__WHAT IS REQUIRED__
Leaving out all images, write out the records that follow exactly.

[Dataset items]
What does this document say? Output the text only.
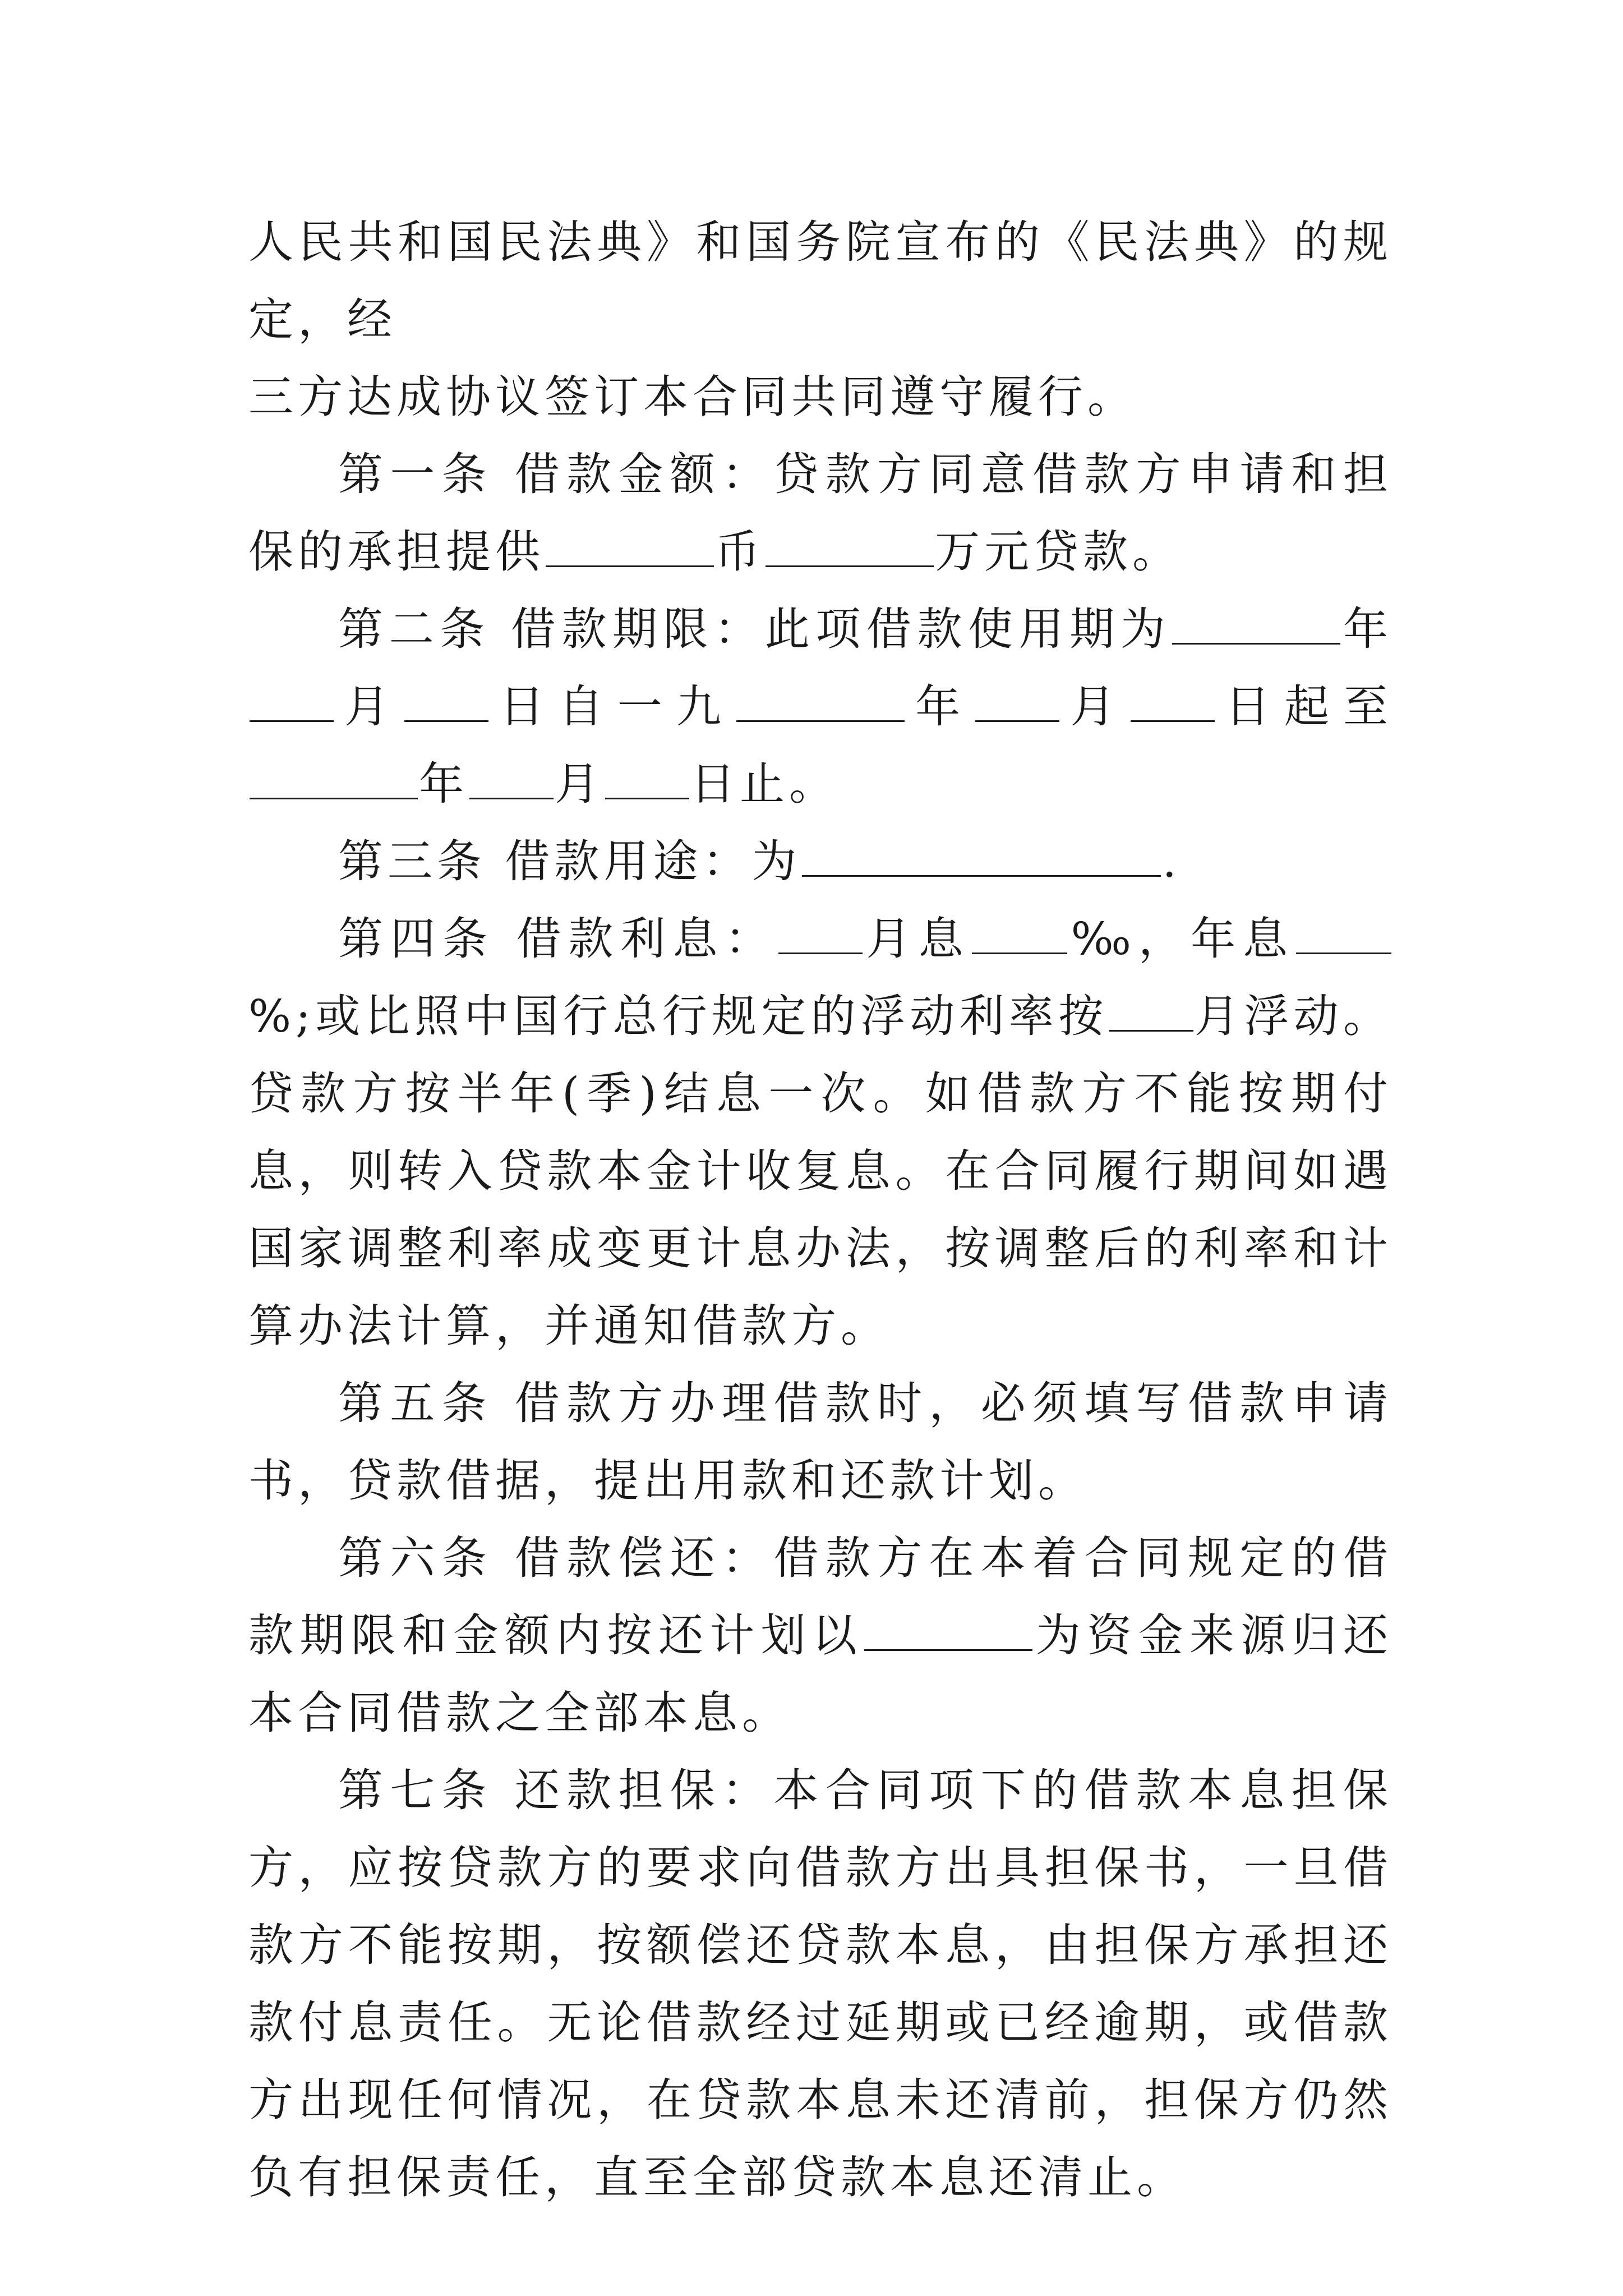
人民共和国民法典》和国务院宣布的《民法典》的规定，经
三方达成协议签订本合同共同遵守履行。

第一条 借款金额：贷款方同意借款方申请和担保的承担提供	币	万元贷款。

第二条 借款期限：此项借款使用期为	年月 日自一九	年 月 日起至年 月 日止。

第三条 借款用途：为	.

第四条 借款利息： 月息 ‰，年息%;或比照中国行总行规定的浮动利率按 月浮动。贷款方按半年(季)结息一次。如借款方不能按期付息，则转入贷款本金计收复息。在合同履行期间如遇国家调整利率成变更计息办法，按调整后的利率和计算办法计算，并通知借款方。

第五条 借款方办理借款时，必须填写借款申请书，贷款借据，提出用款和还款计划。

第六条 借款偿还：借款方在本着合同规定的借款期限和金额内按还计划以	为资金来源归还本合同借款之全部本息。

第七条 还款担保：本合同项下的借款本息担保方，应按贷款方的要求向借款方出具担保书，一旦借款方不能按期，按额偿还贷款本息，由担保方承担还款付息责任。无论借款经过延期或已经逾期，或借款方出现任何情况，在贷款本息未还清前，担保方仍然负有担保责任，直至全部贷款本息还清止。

__SOLUTION BELOW__
What does this document say? Output the text only.
人民共和国民法典》和国务院宣布的《民法典》的规定，经
三方达成协议签订本合同共同遵守履行。

第一条 借款金额：贷款方同意借款方申请和担保的承担提供	币	万元贷款。

第二条 借款期限：此项借款使用期为	年月 日自一九	年 月 日起至年 月 日止。

第三条 借款用途：为	.

第四条 借款利息： 月息 ‰，年息%;或比照中国行总行规定的浮动利率按 月浮动。贷款方按半年(季)结息一次。如借款方不能按期付息，则转入贷款本金计收复息。在合同履行期间如遇国家调整利率成变更计息办法，按调整后的利率和计算办法计算，并通知借款方。

第五条 借款方办理借款时，必须填写借款申请书，贷款借据，提出用款和还款计划。

第六条 借款偿还：借款方在本着合同规定的借款期限和金额内按还计划以	为资金来源归还本合同借款之全部本息。

第七条 还款担保：本合同项下的借款本息担保方，应按贷款方的要求向借款方出具担保书，一旦借款方不能按期，按额偿还贷款本息，由担保方承担还款付息责任。无论借款经过延期或已经逾期，或借款方出现任何情况，在贷款本息未还清前，担保方仍然负有担保责任，直至全部贷款本息还清止。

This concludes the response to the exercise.